> _What is asked_:
Each line below should be quoted exactly, please.

[start of The data]

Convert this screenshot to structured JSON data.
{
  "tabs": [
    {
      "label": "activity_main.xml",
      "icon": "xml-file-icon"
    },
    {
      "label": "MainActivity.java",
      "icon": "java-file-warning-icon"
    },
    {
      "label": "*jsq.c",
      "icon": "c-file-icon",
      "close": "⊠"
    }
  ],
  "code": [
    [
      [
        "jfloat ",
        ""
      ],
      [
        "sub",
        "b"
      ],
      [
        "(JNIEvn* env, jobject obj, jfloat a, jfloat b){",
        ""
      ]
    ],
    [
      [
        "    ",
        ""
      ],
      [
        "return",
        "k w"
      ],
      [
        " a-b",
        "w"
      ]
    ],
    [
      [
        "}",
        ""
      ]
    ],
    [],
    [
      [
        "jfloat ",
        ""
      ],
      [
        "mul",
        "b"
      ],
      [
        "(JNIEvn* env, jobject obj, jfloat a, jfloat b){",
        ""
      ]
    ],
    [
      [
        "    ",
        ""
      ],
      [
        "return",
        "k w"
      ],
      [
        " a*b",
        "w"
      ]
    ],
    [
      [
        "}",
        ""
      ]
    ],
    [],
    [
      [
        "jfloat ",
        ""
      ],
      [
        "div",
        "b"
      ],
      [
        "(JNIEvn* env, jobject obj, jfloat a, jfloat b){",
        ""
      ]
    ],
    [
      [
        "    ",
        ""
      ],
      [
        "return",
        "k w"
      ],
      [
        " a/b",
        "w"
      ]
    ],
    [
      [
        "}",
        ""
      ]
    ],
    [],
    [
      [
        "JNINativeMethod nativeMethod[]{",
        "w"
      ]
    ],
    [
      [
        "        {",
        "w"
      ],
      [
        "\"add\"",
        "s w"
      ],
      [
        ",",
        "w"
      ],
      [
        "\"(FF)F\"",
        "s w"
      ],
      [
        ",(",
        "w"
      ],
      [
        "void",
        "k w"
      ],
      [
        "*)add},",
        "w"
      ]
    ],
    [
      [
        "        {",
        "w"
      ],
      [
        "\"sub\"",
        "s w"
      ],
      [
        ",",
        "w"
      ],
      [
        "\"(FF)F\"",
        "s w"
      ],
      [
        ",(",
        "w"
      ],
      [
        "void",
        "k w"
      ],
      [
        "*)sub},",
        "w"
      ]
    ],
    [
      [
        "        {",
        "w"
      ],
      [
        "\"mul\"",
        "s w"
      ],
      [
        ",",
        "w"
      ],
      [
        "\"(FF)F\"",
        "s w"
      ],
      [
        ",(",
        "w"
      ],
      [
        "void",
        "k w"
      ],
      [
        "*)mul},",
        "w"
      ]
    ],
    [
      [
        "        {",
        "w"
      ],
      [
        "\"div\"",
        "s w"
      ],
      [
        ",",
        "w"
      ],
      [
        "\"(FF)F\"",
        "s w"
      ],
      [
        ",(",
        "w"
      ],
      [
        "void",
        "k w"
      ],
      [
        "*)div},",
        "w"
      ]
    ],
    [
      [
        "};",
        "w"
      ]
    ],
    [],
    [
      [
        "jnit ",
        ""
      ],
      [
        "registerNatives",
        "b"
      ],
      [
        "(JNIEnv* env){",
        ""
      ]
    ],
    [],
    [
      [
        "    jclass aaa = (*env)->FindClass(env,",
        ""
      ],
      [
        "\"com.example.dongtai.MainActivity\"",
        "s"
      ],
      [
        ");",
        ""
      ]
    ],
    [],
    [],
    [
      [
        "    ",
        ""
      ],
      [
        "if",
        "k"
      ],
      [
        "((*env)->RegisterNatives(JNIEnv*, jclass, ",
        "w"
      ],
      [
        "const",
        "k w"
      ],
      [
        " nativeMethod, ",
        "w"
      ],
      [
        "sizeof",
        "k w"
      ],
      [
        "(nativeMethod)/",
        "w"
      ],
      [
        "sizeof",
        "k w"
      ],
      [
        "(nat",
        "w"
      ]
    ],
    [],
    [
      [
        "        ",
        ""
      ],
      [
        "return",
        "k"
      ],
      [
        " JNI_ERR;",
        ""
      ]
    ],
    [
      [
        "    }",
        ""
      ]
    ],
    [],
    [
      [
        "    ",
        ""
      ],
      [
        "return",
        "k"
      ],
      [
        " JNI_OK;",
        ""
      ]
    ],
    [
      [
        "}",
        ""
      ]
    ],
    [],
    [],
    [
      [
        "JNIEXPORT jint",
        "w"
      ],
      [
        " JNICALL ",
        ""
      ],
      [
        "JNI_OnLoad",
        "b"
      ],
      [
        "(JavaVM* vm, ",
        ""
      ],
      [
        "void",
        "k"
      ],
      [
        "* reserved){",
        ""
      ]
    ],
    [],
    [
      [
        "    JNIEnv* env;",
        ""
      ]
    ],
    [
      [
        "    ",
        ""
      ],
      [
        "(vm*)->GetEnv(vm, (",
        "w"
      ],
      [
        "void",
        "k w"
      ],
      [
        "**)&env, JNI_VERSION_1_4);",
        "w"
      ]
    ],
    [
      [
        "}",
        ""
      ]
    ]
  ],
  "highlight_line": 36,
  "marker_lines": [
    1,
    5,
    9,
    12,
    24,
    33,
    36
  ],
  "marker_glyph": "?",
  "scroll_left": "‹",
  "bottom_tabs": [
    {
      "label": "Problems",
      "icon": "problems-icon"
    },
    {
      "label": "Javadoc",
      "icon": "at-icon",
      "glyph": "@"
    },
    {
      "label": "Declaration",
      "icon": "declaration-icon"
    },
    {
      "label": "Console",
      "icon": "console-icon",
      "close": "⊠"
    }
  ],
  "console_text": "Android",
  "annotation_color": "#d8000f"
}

[end of The data]

> _Solution_:
Convert this screenshot to structured JSON data.
{
  "tabs": [
    {
      "label": "activity_main.xml",
      "icon": "xml-file-icon"
    },
    {
      "label": "MainActivity.java",
      "icon": "java-file-warning-icon"
    },
    {
      "label": "*jsq.c",
      "icon": "c-file-icon",
      "close": "⊠"
    }
  ],
  "code": [
    [
      [
        "jfloat ",
        ""
      ],
      [
        "sub",
        "b"
      ],
      [
        "(JNIEvn* env, jobject obj, jfloat a, jfloat b){",
        ""
      ]
    ],
    [
      [
        "    ",
        ""
      ],
      [
        "return",
        "k w"
      ],
      [
        " a-b",
        "w"
      ]
    ],
    [
      [
        "}",
        ""
      ]
    ],
    [],
    [
      [
        "jfloat ",
        ""
      ],
      [
        "mul",
        "b"
      ],
      [
        "(JNIEvn* env, jobject obj, jfloat a, jfloat b){",
        ""
      ]
    ],
    [
      [
        "    ",
        ""
      ],
      [
        "return",
        "k w"
      ],
      [
        " a*b",
        "w"
      ]
    ],
    [
      [
        "}",
        ""
      ]
    ],
    [],
    [
      [
        "jfloat ",
        ""
      ],
      [
        "div",
        "b"
      ],
      [
        "(JNIEvn* env, jobject obj, jfloat a, jfloat b){",
        ""
      ]
    ],
    [
      [
        "    ",
        ""
      ],
      [
        "return",
        "k w"
      ],
      [
        " a/b",
        "w"
      ]
    ],
    [
      [
        "}",
        ""
      ]
    ],
    [],
    [
      [
        "JNINativeMethod nativeMethod[]{",
        "w"
      ]
    ],
    [
      [
        "        {",
        "w"
      ],
      [
        "\"add\"",
        "s w"
      ],
      [
        ",",
        "w"
      ],
      [
        "\"(FF)F\"",
        "s w"
      ],
      [
        ",(",
        "w"
      ],
      [
        "void",
        "k w"
      ],
      [
        "*)add},",
        "w"
      ]
    ],
    [
      [
        "        {",
        "w"
      ],
      [
        "\"sub\"",
        "s w"
      ],
      [
        ",",
        "w"
      ],
      [
        "\"(FF)F\"",
        "s w"
      ],
      [
        ",(",
        "w"
      ],
      [
        "void",
        "k w"
      ],
      [
        "*)sub},",
        "w"
      ]
    ],
    [
      [
        "        {",
        "w"
      ],
      [
        "\"mul\"",
        "s w"
      ],
      [
        ",",
        "w"
      ],
      [
        "\"(FF)F\"",
        "s w"
      ],
      [
        ",(",
        "w"
      ],
      [
        "void",
        "k w"
      ],
      [
        "*)mul},",
        "w"
      ]
    ],
    [
      [
        "        {",
        "w"
      ],
      [
        "\"div\"",
        "s w"
      ],
      [
        ",",
        "w"
      ],
      [
        "\"(FF)F\"",
        "s w"
      ],
      [
        ",(",
        "w"
      ],
      [
        "void",
        "k w"
      ],
      [
        "*)div},",
        "w"
      ]
    ],
    [
      [
        "};",
        "w"
      ]
    ],
    [],
    [
      [
        "jnit ",
        ""
      ],
      [
        "registerNatives",
        "b"
      ],
      [
        "(JNIEnv* env){",
        ""
      ]
    ],
    [],
    [
      [
        "    jclass aaa = (*env)->FindClass(env,",
        ""
      ],
      [
        "\"com.example.dongtai.MainActivity\"",
        "s"
      ],
      [
        ");",
        ""
      ]
    ],
    [],
    [],
    [
      [
        "    ",
        ""
      ],
      [
        "if",
        "k"
      ],
      [
        "((*env)->RegisterNatives(JNIEnv*, jclass, ",
        "w"
      ],
      [
        "const",
        "k w"
      ],
      [
        " nativeMethod, ",
        "w"
      ],
      [
        "sizeof",
        "k w"
      ],
      [
        "(nativeMethod)/",
        "w"
      ],
      [
        "sizeof",
        "k w"
      ],
      [
        "(nat",
        "w"
      ]
    ],
    [],
    [
      [
        "        ",
        ""
      ],
      [
        "return",
        "k"
      ],
      [
        " JNI_ERR;",
        ""
      ]
    ],
    [
      [
        "    }",
        ""
      ]
    ],
    [],
    [
      [
        "    ",
        ""
      ],
      [
        "return",
        "k"
      ],
      [
        " JNI_OK;",
        ""
      ]
    ],
    [
      [
        "}",
        ""
      ]
    ],
    [],
    [],
    [
      [
        "JNIEXPORT jint",
        "w"
      ],
      [
        " JNICALL ",
        ""
      ],
      [
        "JNI_OnLoad",
        "b"
      ],
      [
        "(JavaVM* vm, ",
        ""
      ],
      [
        "void",
        "k"
      ],
      [
        "* reserved){",
        ""
      ]
    ],
    [],
    [
      [
        "    JNIEnv* env;",
        ""
      ]
    ],
    [
      [
        "    ",
        ""
      ],
      [
        "(vm*)->GetEnv(vm, (",
        "w"
      ],
      [
        "void",
        "k w"
      ],
      [
        "**)&env, JNI_VERSION_1_4);",
        "w"
      ]
    ],
    [
      [
        "}",
        ""
      ]
    ]
  ],
  "highlight_line": 36,
  "marker_lines": [
    1,
    5,
    9,
    12,
    24,
    33,
    36
  ],
  "marker_glyph": "?",
  "scroll_left": "‹",
  "bottom_tabs": [
    {
      "label": "Problems",
      "icon": "problems-icon"
    },
    {
      "label": "Javadoc",
      "icon": "at-icon",
      "glyph": "@"
    },
    {
      "label": "Declaration",
      "icon": "declaration-icon"
    },
    {
      "label": "Console",
      "icon": "console-icon",
      "close": "⊠"
    }
  ],
  "console_text": "Android",
  "annotation_color": "#d8000f"
}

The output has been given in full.